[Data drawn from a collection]
--
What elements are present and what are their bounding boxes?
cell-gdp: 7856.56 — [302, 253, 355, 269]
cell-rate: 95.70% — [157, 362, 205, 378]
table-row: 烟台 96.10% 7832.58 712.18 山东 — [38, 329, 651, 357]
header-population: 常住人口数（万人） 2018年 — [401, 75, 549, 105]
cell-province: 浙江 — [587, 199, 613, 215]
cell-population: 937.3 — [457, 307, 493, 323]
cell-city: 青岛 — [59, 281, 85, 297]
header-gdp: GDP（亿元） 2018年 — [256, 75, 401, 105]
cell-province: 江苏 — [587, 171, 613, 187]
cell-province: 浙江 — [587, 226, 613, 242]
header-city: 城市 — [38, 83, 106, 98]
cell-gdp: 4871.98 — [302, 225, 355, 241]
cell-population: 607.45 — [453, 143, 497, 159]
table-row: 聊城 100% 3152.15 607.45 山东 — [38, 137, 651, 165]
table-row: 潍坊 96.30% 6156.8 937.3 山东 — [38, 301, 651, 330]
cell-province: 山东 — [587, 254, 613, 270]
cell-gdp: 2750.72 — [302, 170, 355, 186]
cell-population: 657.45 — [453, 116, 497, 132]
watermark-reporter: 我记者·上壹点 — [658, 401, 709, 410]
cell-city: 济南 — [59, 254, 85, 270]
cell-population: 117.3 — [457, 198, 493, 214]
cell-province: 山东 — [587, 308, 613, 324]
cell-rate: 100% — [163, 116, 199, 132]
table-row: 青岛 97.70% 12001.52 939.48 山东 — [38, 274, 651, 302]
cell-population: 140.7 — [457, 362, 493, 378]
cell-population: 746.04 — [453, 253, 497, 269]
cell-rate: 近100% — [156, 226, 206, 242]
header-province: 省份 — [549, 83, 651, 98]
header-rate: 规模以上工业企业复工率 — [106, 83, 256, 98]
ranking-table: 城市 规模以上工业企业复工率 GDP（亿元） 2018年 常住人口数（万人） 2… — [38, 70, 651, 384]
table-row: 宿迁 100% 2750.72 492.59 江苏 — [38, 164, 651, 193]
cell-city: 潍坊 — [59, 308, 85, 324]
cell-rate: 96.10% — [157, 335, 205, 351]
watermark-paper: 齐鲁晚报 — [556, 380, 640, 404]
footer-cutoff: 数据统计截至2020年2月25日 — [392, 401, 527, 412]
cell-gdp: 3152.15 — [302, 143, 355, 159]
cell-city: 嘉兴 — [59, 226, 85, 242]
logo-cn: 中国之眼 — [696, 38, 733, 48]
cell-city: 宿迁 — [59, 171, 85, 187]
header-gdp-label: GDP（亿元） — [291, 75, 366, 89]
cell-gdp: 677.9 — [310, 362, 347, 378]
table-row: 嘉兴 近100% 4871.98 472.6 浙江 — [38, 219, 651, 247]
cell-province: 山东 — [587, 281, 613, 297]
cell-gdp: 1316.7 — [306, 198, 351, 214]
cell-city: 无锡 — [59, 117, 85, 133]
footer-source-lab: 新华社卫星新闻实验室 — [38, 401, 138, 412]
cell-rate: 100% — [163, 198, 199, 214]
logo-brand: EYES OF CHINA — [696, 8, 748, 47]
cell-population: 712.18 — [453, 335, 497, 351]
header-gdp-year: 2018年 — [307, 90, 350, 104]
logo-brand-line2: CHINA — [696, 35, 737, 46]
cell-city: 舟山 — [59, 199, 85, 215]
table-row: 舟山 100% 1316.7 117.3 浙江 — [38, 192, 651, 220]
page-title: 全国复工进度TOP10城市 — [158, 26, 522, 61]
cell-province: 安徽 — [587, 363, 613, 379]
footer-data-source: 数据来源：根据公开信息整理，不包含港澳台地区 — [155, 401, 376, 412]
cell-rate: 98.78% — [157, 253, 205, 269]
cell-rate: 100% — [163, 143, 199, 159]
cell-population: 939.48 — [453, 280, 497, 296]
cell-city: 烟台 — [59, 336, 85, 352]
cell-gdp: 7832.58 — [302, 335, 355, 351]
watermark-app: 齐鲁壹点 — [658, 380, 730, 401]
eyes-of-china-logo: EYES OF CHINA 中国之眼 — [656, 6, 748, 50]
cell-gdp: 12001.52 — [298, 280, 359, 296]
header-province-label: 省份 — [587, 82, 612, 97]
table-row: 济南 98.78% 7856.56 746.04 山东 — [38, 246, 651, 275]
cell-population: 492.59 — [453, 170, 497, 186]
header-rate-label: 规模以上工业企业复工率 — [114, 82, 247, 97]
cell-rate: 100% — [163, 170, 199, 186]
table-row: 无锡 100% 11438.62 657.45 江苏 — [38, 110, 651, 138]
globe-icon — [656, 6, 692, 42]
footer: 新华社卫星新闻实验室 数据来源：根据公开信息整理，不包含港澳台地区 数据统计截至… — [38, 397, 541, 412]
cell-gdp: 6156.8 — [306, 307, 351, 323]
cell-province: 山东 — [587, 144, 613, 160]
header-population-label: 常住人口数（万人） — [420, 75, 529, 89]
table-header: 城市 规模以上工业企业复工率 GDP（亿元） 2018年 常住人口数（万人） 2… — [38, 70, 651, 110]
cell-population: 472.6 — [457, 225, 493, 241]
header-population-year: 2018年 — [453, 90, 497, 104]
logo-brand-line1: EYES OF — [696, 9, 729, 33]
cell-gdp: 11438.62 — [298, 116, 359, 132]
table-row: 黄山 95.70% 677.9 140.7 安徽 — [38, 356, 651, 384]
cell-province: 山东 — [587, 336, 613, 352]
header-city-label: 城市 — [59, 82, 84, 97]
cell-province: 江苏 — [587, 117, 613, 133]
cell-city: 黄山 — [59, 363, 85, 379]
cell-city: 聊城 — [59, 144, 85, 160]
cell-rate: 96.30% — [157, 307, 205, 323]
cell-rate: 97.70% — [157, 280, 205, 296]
--
**What is required:**
Reproduce every line of the items above verbatim, changing nothing.

**The answer:**
What elements are present and what are their bounding boxes?
cell-gdp: 7856.56 — [302, 253, 355, 269]
cell-rate: 95.70% — [157, 362, 205, 378]
table-row: 烟台 96.10% 7832.58 712.18 山东 — [38, 329, 651, 357]
header-population: 常住人口数（万人） 2018年 — [401, 75, 549, 105]
cell-province: 浙江 — [587, 199, 613, 215]
cell-population: 937.3 — [457, 307, 493, 323]
cell-city: 青岛 — [59, 281, 85, 297]
header-gdp: GDP（亿元） 2018年 — [256, 75, 401, 105]
cell-province: 江苏 — [587, 171, 613, 187]
cell-province: 浙江 — [587, 226, 613, 242]
header-city: 城市 — [38, 83, 106, 98]
cell-gdp: 4871.98 — [302, 225, 355, 241]
cell-population: 607.45 — [453, 143, 497, 159]
table-row: 聊城 100% 3152.15 607.45 山东 — [38, 137, 651, 165]
table-row: 潍坊 96.30% 6156.8 937.3 山东 — [38, 301, 651, 330]
cell-province: 山东 — [587, 254, 613, 270]
cell-gdp: 2750.72 — [302, 170, 355, 186]
cell-population: 657.45 — [453, 116, 497, 132]
watermark-reporter: 我记者·上壹点 — [658, 401, 709, 410]
cell-city: 济南 — [59, 254, 85, 270]
cell-population: 117.3 — [457, 198, 493, 214]
cell-province: 山东 — [587, 308, 613, 324]
cell-rate: 100% — [163, 116, 199, 132]
table-row: 青岛 97.70% 12001.52 939.48 山东 — [38, 274, 651, 302]
cell-population: 140.7 — [457, 362, 493, 378]
cell-population: 746.04 — [453, 253, 497, 269]
cell-rate: 近100% — [156, 226, 206, 242]
header-province: 省份 — [549, 83, 651, 98]
header-rate: 规模以上工业企业复工率 — [106, 83, 256, 98]
ranking-table: 城市 规模以上工业企业复工率 GDP（亿元） 2018年 常住人口数（万人） 2… — [38, 70, 651, 384]
table-row: 宿迁 100% 2750.72 492.59 江苏 — [38, 164, 651, 193]
cell-city: 潍坊 — [59, 308, 85, 324]
cell-rate: 96.10% — [157, 335, 205, 351]
watermark-paper: 齐鲁晚报 — [556, 380, 640, 404]
footer-cutoff: 数据统计截至2020年2月25日 — [392, 401, 527, 412]
cell-gdp: 3152.15 — [302, 143, 355, 159]
cell-city: 嘉兴 — [59, 226, 85, 242]
logo-cn: 中国之眼 — [696, 38, 733, 48]
cell-city: 宿迁 — [59, 171, 85, 187]
header-gdp-label: GDP（亿元） — [291, 75, 366, 89]
cell-gdp: 677.9 — [310, 362, 347, 378]
table-row: 嘉兴 近100% 4871.98 472.6 浙江 — [38, 219, 651, 247]
cell-province: 山东 — [587, 281, 613, 297]
cell-gdp: 1316.7 — [306, 198, 351, 214]
cell-city: 无锡 — [59, 117, 85, 133]
footer-source-lab: 新华社卫星新闻实验室 — [38, 401, 138, 412]
cell-rate: 100% — [163, 198, 199, 214]
logo-brand: EYES OF CHINA — [696, 8, 748, 47]
cell-population: 712.18 — [453, 335, 497, 351]
header-gdp-year: 2018年 — [307, 90, 350, 104]
logo-brand-line2: CHINA — [696, 35, 737, 46]
cell-city: 舟山 — [59, 199, 85, 215]
table-row: 舟山 100% 1316.7 117.3 浙江 — [38, 192, 651, 220]
page-title: 全国复工进度TOP10城市 — [158, 26, 522, 61]
cell-province: 安徽 — [587, 363, 613, 379]
footer-data-source: 数据来源：根据公开信息整理，不包含港澳台地区 — [155, 401, 376, 412]
cell-rate: 98.78% — [157, 253, 205, 269]
cell-rate: 100% — [163, 143, 199, 159]
cell-population: 939.48 — [453, 280, 497, 296]
cell-city: 烟台 — [59, 336, 85, 352]
cell-gdp: 7832.58 — [302, 335, 355, 351]
watermark-app: 齐鲁壹点 — [658, 380, 730, 401]
eyes-of-china-logo: EYES OF CHINA 中国之眼 — [656, 6, 748, 50]
cell-gdp: 12001.52 — [298, 280, 359, 296]
header-province-label: 省份 — [587, 82, 612, 97]
table-row: 济南 98.78% 7856.56 746.04 山东 — [38, 246, 651, 275]
cell-population: 492.59 — [453, 170, 497, 186]
header-rate-label: 规模以上工业企业复工率 — [114, 82, 247, 97]
cell-rate: 100% — [163, 170, 199, 186]
table-row: 无锡 100% 11438.62 657.45 江苏 — [38, 110, 651, 138]
globe-icon — [656, 6, 692, 42]
footer: 新华社卫星新闻实验室 数据来源：根据公开信息整理，不包含港澳台地区 数据统计截至… — [38, 397, 541, 412]
cell-gdp: 6156.8 — [306, 307, 351, 323]
cell-province: 山东 — [587, 144, 613, 160]
header-population-label: 常住人口数（万人） — [420, 75, 529, 89]
table-header: 城市 规模以上工业企业复工率 GDP（亿元） 2018年 常住人口数（万人） 2… — [38, 70, 651, 110]
cell-population: 472.6 — [457, 225, 493, 241]
header-population-year: 2018年 — [453, 90, 497, 104]
logo-brand-line1: EYES OF — [696, 9, 729, 33]
cell-gdp: 11438.62 — [298, 116, 359, 132]
table-row: 黄山 95.70% 677.9 140.7 安徽 — [38, 356, 651, 384]
cell-province: 山东 — [587, 336, 613, 352]
header-city-label: 城市 — [59, 82, 84, 97]
cell-province: 江苏 — [587, 117, 613, 133]
cell-city: 黄山 — [59, 363, 85, 379]
cell-city: 聊城 — [59, 144, 85, 160]
cell-rate: 96.30% — [157, 307, 205, 323]
cell-rate: 97.70% — [157, 280, 205, 296]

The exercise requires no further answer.